## [GIVEN RECORDS]
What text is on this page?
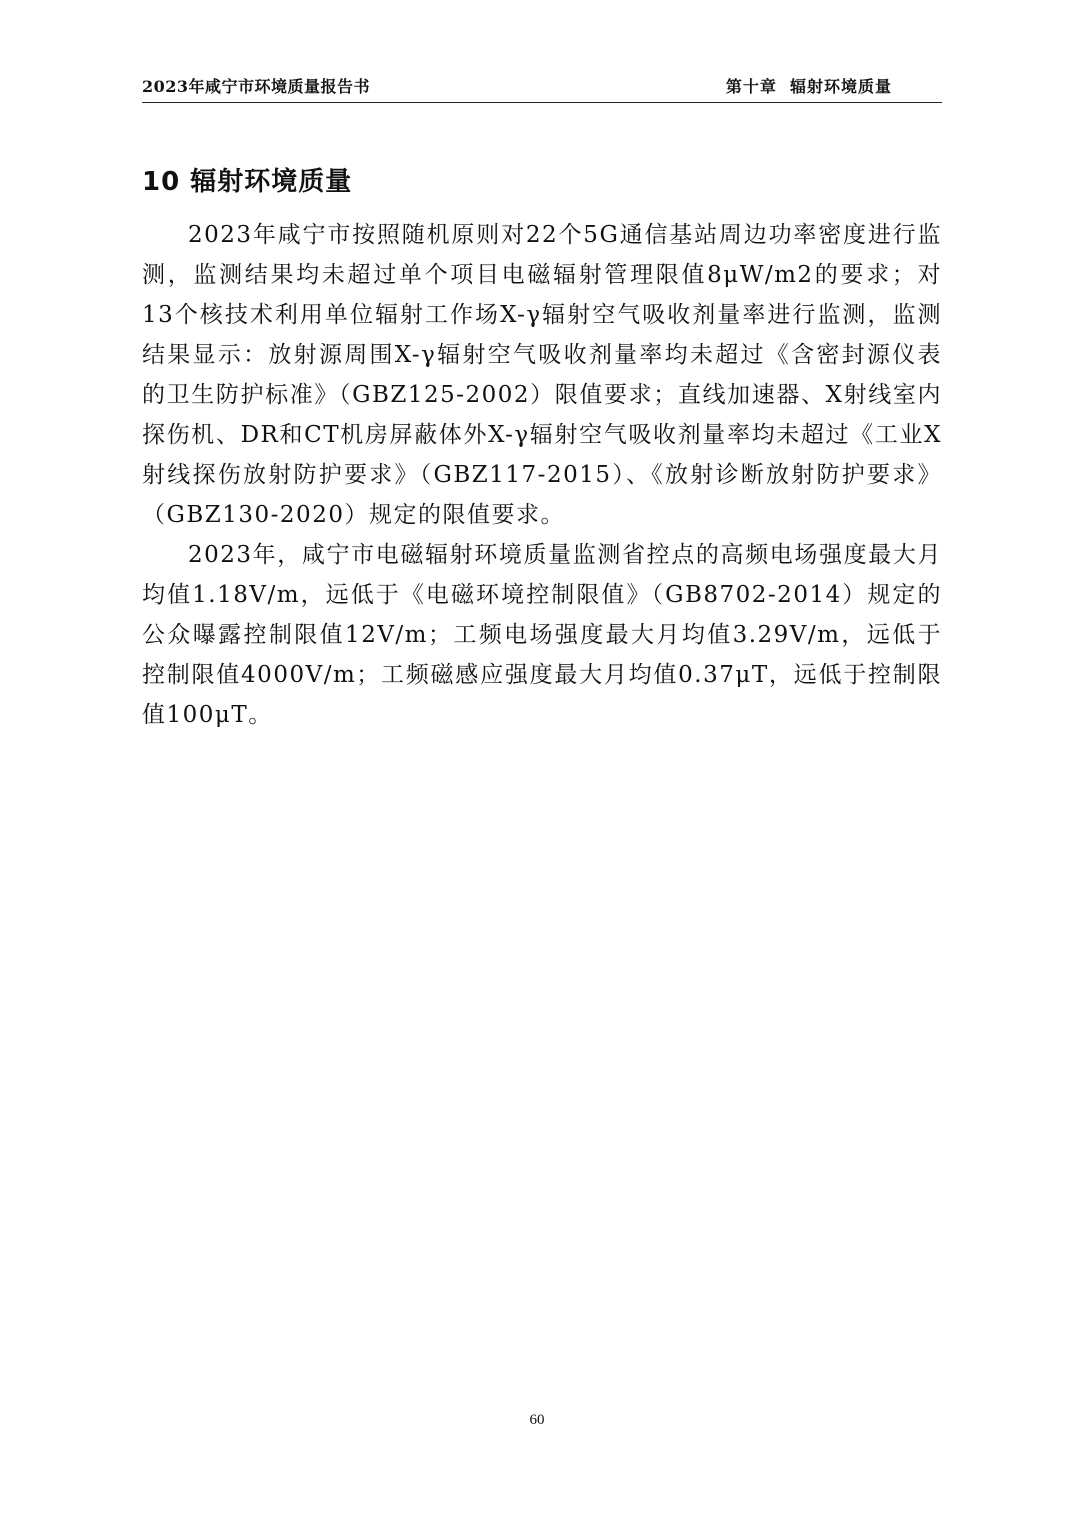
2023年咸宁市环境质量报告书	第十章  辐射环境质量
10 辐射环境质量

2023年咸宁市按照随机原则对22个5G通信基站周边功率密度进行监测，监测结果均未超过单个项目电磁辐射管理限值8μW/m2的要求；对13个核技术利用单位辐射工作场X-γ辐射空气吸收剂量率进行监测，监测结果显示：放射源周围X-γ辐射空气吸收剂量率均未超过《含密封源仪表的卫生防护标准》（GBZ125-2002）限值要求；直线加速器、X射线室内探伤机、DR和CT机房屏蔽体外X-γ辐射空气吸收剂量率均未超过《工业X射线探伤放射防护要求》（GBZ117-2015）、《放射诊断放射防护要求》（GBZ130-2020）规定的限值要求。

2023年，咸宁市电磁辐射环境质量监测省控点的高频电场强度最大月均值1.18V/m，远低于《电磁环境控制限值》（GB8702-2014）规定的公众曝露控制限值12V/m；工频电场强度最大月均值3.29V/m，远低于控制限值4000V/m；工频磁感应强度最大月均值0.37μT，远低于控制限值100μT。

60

* * *

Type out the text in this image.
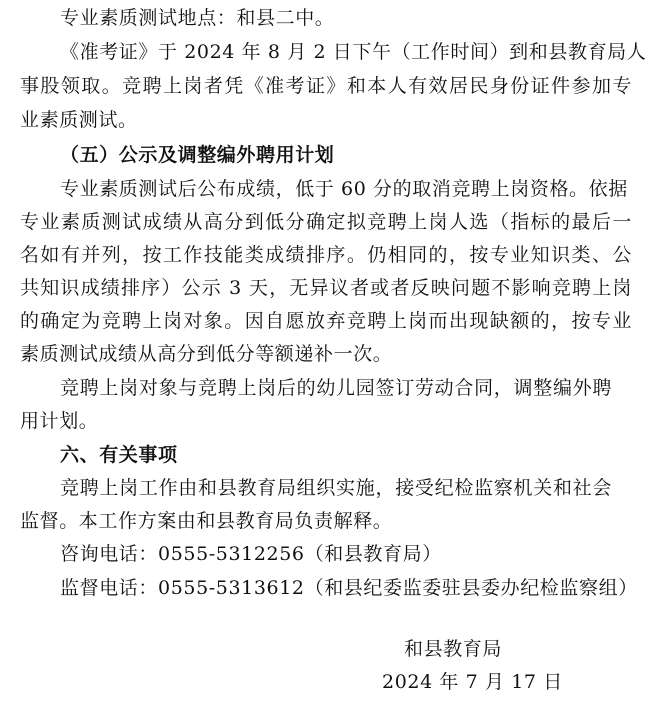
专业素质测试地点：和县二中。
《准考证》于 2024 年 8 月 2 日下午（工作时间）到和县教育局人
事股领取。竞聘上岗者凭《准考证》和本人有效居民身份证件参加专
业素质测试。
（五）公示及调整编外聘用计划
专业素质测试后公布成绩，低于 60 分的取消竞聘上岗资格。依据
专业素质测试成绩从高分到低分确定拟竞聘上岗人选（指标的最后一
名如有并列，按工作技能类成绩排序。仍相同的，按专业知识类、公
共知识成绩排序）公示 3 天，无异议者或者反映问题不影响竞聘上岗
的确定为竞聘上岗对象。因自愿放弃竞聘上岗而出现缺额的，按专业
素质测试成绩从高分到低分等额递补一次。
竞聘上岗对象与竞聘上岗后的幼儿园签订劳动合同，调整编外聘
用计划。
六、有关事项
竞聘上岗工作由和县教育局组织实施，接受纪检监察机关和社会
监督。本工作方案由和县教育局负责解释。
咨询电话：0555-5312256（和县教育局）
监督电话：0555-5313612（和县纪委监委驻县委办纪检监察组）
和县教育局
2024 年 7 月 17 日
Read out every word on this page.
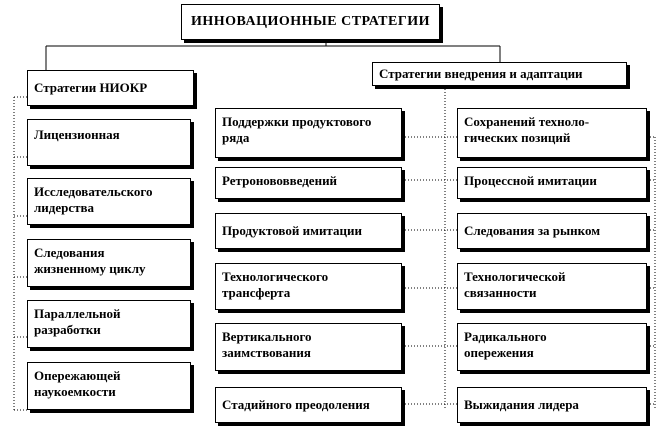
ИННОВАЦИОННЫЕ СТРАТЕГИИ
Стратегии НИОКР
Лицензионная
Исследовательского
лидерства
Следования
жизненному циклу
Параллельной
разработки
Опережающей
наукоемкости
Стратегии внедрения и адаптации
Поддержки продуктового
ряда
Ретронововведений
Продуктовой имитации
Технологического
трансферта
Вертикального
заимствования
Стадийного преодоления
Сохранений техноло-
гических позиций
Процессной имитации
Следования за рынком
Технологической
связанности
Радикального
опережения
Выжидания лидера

## [THE REQUEST]
Each line of the material above either contains the word "text" or does not; state how many do, and nothing else.

## [TASK RESPONSE]
2